++++ EXERCISE INPUTS

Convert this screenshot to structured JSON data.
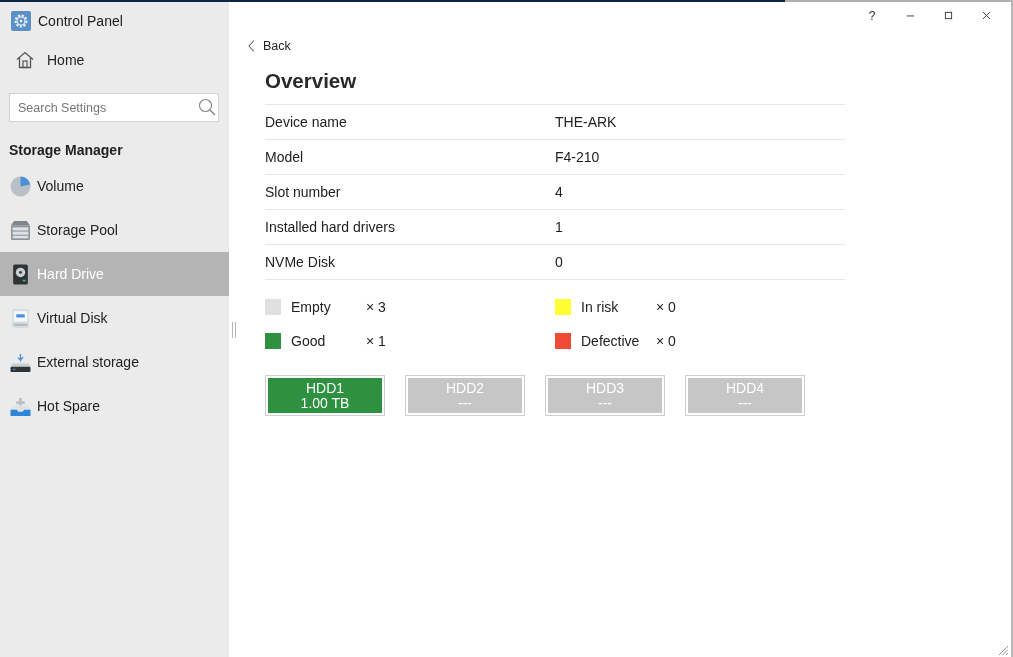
{
  "sidebar": {
    "app_title": "Control Panel",
    "home": "Home",
    "search": {
      "placeholder": "Search Settings"
    },
    "section_title": "Storage Manager",
    "items": [
      {
        "label": "Volume",
        "selected": false
      },
      {
        "label": "Storage Pool",
        "selected": false
      },
      {
        "label": "Hard Drive",
        "selected": true
      },
      {
        "label": "Virtual Disk",
        "selected": false
      },
      {
        "label": "External storage",
        "selected": false
      },
      {
        "label": "Hot Spare",
        "selected": false
      }
    ]
  },
  "title_bar": {
    "help": "?"
  },
  "back": "Back",
  "title": "Overview",
  "details": [
    {
      "label": "Device name",
      "value": "THE-ARK"
    },
    {
      "label": "Model",
      "value": "F4-210"
    },
    {
      "label": "Slot number",
      "value": "4"
    },
    {
      "label": "Installed hard drivers",
      "value": "1"
    },
    {
      "label": "NVMe Disk",
      "value": "0"
    }
  ],
  "legend": [
    {
      "label": "Empty",
      "count": "× 3",
      "color": "#e0e0e0"
    },
    {
      "label": "In risk",
      "count": "× 0",
      "color": "#ffff33"
    },
    {
      "label": "Good",
      "count": "× 1",
      "color": "#2e9140"
    },
    {
      "label": "Defective",
      "count": "× 0",
      "color": "#f04b37"
    }
  ],
  "slots": [
    {
      "name": "HDD1",
      "capacity": "1.00 TB",
      "color": "#2e9140"
    },
    {
      "name": "HDD2",
      "capacity": "---",
      "color": "#c6c6c6"
    },
    {
      "name": "HDD3",
      "capacity": "---",
      "color": "#c6c6c6"
    },
    {
      "name": "HDD4",
      "capacity": "---",
      "color": "#c6c6c6"
    }
  ]
}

++++++++

**DIRECTIONS**
Every record above should be written out again without change, except that the pictures are left out.

**TASK RESULT**
Convert this screenshot to structured JSON data.
{
  "sidebar": {
    "app_title": "Control Panel",
    "home": "Home",
    "search": {
      "placeholder": "Search Settings"
    },
    "section_title": "Storage Manager",
    "items": [
      {
        "label": "Volume",
        "selected": false
      },
      {
        "label": "Storage Pool",
        "selected": false
      },
      {
        "label": "Hard Drive",
        "selected": true
      },
      {
        "label": "Virtual Disk",
        "selected": false
      },
      {
        "label": "External storage",
        "selected": false
      },
      {
        "label": "Hot Spare",
        "selected": false
      }
    ]
  },
  "title_bar": {
    "help": "?"
  },
  "back": "Back",
  "title": "Overview",
  "details": [
    {
      "label": "Device name",
      "value": "THE-ARK"
    },
    {
      "label": "Model",
      "value": "F4-210"
    },
    {
      "label": "Slot number",
      "value": "4"
    },
    {
      "label": "Installed hard drivers",
      "value": "1"
    },
    {
      "label": "NVMe Disk",
      "value": "0"
    }
  ],
  "legend": [
    {
      "label": "Empty",
      "count": "× 3",
      "color": "#e0e0e0"
    },
    {
      "label": "In risk",
      "count": "× 0",
      "color": "#ffff33"
    },
    {
      "label": "Good",
      "count": "× 1",
      "color": "#2e9140"
    },
    {
      "label": "Defective",
      "count": "× 0",
      "color": "#f04b37"
    }
  ],
  "slots": [
    {
      "name": "HDD1",
      "capacity": "1.00 TB",
      "color": "#2e9140"
    },
    {
      "name": "HDD2",
      "capacity": "---",
      "color": "#c6c6c6"
    },
    {
      "name": "HDD3",
      "capacity": "---",
      "color": "#c6c6c6"
    },
    {
      "name": "HDD4",
      "capacity": "---",
      "color": "#c6c6c6"
    }
  ]
}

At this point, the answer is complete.